# Short task
Below is a block of records. Copy every line in it that contains the word "preuve".

* Start Data shown *

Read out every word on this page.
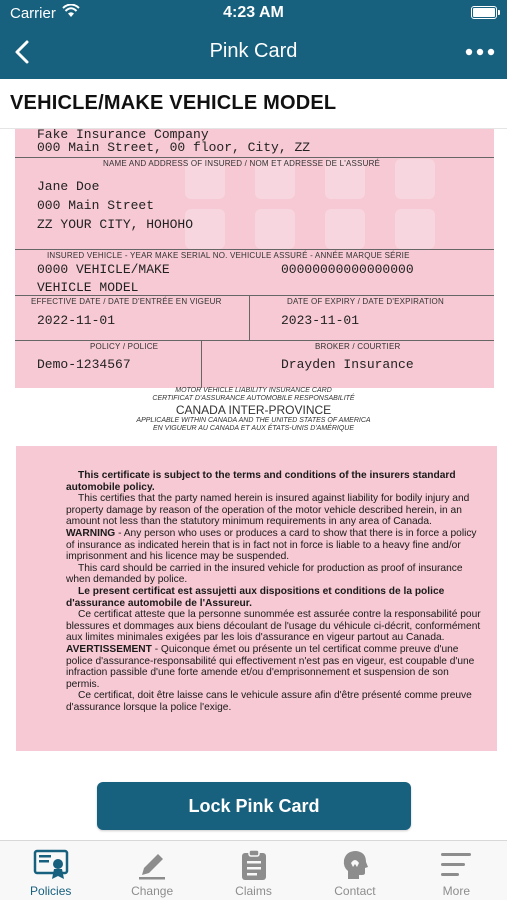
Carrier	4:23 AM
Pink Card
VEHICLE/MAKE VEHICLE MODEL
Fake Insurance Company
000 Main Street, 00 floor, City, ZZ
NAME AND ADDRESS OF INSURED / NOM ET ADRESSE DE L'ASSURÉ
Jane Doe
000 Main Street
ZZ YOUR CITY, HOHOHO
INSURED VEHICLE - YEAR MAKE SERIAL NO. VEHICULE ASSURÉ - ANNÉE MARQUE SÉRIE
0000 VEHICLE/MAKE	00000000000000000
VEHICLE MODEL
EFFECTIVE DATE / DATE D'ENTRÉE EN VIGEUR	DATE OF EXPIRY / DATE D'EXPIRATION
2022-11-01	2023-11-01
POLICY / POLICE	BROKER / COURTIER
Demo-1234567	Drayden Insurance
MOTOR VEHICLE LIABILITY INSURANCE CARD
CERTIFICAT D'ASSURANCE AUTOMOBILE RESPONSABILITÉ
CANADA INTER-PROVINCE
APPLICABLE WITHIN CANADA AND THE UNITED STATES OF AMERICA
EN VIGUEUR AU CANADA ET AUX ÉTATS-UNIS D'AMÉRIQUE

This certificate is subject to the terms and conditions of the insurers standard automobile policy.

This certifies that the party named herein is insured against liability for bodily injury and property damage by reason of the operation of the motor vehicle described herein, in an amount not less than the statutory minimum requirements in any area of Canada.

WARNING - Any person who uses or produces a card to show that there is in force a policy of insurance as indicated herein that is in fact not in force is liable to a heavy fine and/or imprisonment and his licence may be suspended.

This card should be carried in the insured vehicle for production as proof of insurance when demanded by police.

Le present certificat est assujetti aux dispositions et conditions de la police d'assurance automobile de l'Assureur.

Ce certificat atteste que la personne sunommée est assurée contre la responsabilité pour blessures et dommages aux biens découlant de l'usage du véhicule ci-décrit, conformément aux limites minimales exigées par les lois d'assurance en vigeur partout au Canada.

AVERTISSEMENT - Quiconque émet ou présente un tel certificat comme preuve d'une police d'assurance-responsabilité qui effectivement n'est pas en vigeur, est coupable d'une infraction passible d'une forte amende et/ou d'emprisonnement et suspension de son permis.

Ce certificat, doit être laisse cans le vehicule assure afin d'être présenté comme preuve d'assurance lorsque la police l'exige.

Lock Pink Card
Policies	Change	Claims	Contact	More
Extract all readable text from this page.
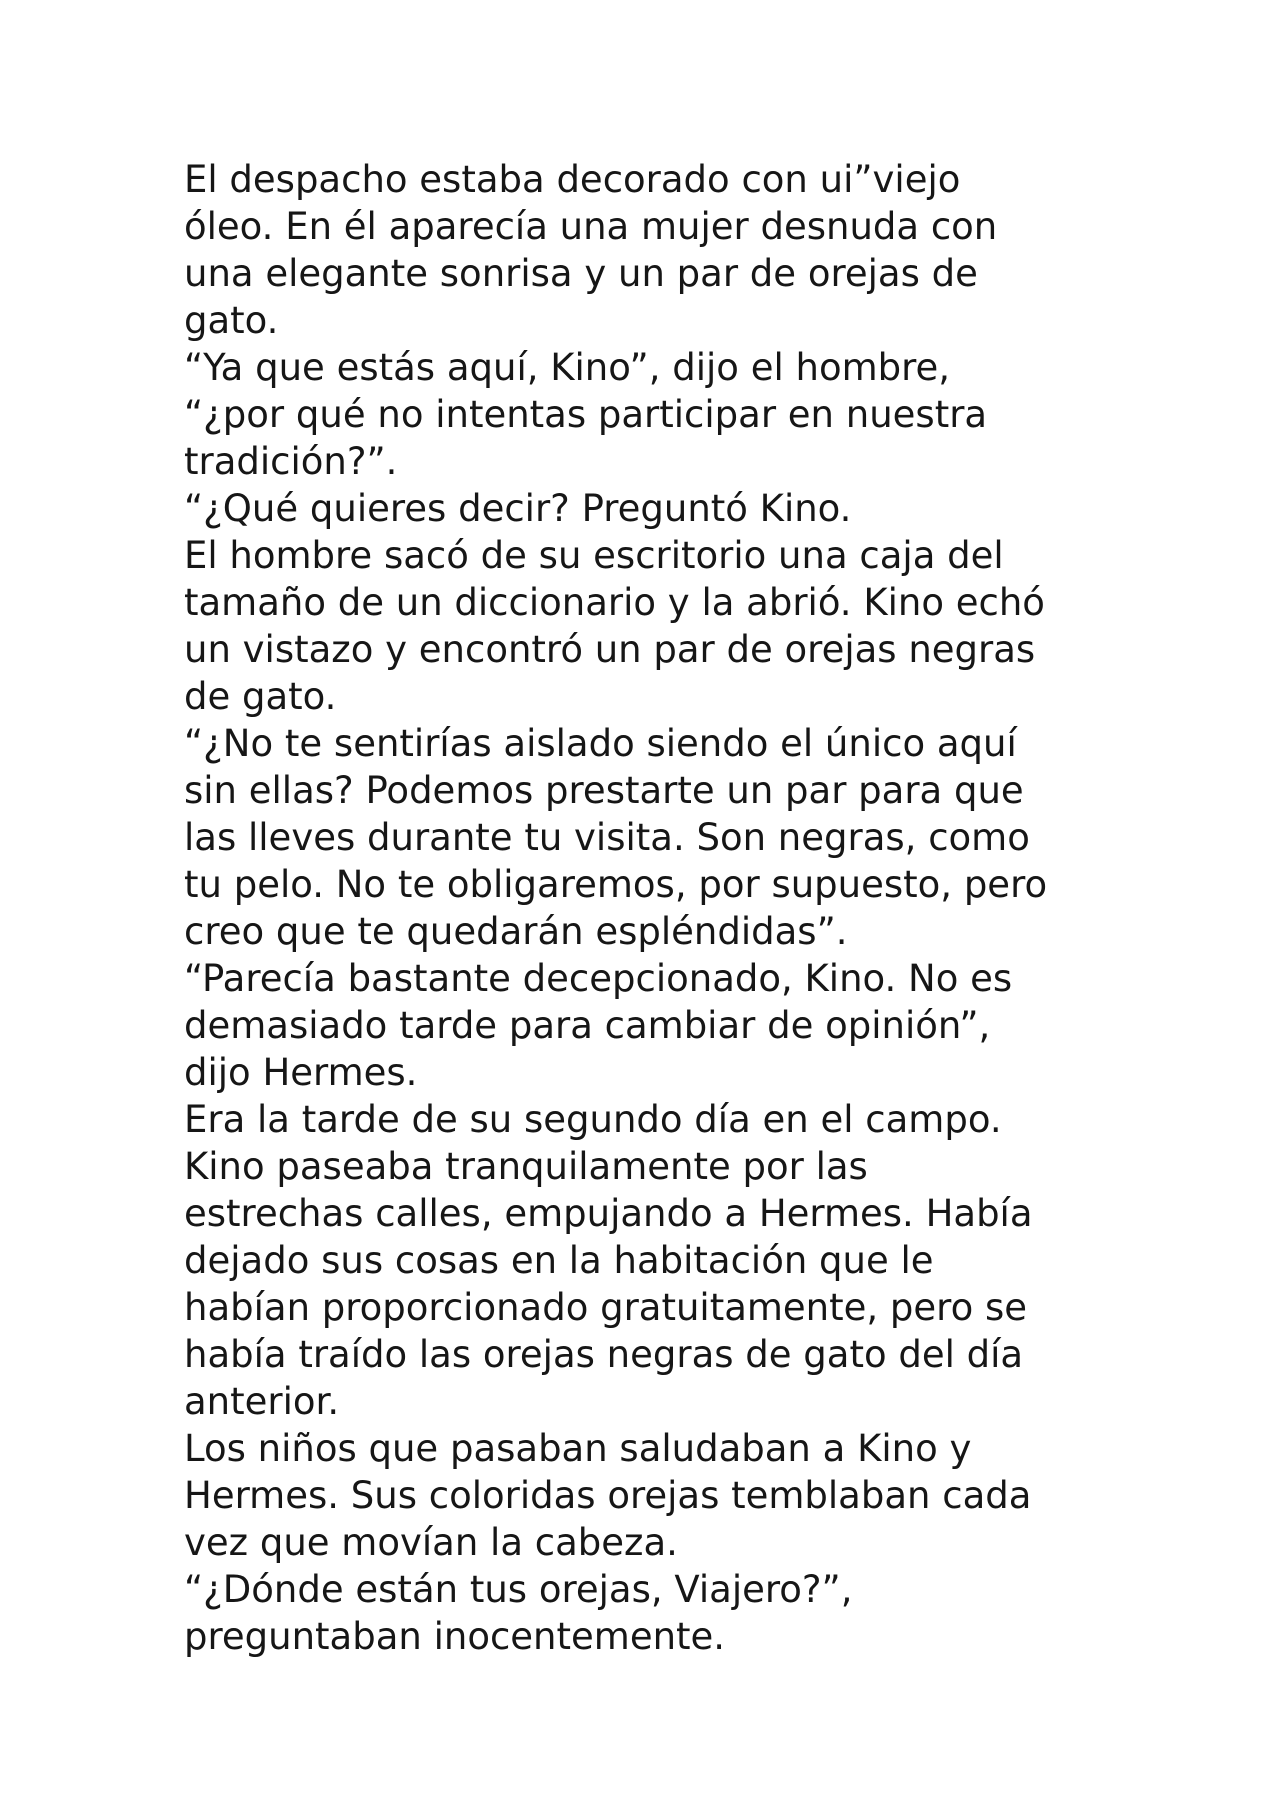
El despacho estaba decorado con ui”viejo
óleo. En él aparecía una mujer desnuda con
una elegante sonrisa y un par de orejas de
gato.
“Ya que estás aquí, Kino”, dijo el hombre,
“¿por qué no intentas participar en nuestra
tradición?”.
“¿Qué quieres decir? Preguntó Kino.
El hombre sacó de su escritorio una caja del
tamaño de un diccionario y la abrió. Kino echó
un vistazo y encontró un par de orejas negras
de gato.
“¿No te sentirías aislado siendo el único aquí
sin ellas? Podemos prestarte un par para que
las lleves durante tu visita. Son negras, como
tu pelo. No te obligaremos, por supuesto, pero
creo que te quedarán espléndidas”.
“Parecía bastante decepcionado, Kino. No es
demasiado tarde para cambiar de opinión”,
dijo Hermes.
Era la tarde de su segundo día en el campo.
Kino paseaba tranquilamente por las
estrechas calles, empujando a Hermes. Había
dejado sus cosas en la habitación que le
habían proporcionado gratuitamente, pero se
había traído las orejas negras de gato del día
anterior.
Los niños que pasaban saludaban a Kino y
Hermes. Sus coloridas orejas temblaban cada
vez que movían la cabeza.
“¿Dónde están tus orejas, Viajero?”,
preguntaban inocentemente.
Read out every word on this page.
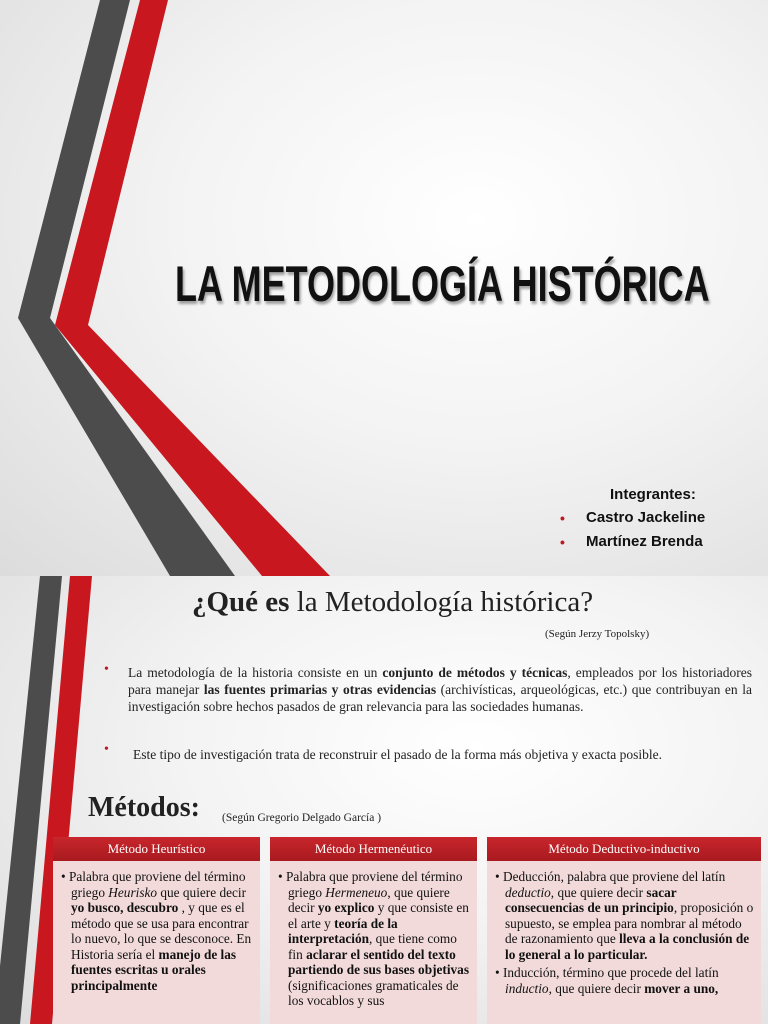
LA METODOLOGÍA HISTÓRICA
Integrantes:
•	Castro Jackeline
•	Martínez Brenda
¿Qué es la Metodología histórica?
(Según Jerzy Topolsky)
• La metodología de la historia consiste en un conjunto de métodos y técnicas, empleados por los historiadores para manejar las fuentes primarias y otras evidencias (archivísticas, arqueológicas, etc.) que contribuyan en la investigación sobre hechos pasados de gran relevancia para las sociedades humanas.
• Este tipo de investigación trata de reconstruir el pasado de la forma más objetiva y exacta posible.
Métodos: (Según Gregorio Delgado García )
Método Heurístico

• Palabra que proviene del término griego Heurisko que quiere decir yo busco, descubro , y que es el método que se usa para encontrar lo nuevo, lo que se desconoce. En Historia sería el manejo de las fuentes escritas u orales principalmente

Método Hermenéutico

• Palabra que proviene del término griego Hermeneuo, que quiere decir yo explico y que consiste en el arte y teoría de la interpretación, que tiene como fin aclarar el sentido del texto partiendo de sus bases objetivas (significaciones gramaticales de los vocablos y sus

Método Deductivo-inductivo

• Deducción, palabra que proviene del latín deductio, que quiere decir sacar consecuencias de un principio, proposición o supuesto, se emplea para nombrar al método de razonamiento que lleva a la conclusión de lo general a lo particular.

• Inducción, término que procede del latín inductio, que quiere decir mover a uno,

* End Data shown *

# Correct output
AVERTISSEMENT - Quiconque émet ou présente un tel certificat comme preuve d'une police d'assurance-responsabilité qui effectivement n'est pas en vigeur, est coupable d'une infraction passible d'une forte amende et/ou d'emprisonnement et suspension de son permis.
Ce certificat, doit être laisse cans le vehicule assure afin d'être présenté comme preuve d'assurance lorsque la police l'exige.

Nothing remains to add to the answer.